[Data extracted from a collection]
# # # # # # #

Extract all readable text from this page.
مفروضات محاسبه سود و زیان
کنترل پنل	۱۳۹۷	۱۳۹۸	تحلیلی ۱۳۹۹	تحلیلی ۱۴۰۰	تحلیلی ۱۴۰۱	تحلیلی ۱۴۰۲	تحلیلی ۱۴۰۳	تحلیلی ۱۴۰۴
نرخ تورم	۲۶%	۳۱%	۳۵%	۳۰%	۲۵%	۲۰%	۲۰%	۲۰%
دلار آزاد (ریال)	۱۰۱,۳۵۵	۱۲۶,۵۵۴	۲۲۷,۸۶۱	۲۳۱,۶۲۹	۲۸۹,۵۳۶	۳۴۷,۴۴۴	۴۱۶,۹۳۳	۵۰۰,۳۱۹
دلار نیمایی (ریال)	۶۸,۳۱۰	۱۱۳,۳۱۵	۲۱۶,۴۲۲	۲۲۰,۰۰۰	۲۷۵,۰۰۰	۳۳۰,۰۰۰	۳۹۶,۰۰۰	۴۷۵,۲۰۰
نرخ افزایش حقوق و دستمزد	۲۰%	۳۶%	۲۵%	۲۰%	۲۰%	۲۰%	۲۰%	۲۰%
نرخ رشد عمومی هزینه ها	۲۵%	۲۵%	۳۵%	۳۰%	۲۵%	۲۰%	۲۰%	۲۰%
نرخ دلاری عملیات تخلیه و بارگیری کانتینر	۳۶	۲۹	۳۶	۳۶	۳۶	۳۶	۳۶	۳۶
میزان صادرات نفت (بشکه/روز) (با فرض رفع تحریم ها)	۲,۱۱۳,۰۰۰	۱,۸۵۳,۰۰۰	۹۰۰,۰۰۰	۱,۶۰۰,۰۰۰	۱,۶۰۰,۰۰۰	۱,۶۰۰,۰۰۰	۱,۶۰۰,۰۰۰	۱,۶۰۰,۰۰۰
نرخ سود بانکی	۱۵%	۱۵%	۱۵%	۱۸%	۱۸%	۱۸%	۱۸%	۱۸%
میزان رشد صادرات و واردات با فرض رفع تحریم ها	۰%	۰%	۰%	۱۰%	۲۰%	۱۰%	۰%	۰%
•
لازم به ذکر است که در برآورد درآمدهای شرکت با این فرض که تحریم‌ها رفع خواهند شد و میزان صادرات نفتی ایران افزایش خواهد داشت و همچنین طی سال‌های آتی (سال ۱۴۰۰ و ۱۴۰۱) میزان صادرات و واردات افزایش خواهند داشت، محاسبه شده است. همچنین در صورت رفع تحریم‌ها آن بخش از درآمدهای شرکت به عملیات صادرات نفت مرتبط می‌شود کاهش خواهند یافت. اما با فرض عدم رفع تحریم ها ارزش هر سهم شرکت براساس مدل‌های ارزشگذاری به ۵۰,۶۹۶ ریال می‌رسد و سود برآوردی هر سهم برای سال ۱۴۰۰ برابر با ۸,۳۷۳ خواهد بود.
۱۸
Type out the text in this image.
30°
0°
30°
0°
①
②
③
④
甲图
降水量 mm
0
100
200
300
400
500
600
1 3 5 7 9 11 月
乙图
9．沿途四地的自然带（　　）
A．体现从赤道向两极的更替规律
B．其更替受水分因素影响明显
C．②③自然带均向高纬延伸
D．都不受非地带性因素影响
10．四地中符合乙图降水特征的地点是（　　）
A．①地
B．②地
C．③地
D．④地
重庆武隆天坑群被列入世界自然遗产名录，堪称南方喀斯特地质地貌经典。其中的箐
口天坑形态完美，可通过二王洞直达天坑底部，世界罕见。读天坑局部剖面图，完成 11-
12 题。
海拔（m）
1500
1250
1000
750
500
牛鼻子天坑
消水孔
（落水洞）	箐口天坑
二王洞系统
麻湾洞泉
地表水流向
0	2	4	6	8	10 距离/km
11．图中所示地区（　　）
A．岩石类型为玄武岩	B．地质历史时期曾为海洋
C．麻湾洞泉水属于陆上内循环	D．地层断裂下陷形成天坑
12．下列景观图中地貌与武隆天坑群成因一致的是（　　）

# # # # # # #

Reproduce exactly the line that holds "Type out the text in this image.", then every line after it, ending with the final line of the records above.

ANSWER TO THE TASK:
Type out the text in this image.
30°
0°
30°
0°
①
②
③
④
甲图
降水量 mm
0
100
200
300
400
500
600
1 3 5 7 9 11 月
乙图
9．沿途四地的自然带（　　）
A．体现从赤道向两极的更替规律
B．其更替受水分因素影响明显
C．②③自然带均向高纬延伸
D．都不受非地带性因素影响
10．四地中符合乙图降水特征的地点是（　　）
A．①地
B．②地
C．③地
D．④地
重庆武隆天坑群被列入世界自然遗产名录，堪称南方喀斯特地质地貌经典。其中的箐
口天坑形态完美，可通过二王洞直达天坑底部，世界罕见。读天坑局部剖面图，完成 11-
12 题。
海拔（m）
1500
1250
1000
750
500
牛鼻子天坑
消水孔
（落水洞）	箐口天坑
二王洞系统
麻湾洞泉
地表水流向
0	2	4	6	8	10 距离/km
11．图中所示地区（　　）
A．岩石类型为玄武岩	B．地质历史时期曾为海洋
C．麻湾洞泉水属于陆上内循环	D．地层断裂下陷形成天坑
12．下列景观图中地貌与武隆天坑群成因一致的是（　　）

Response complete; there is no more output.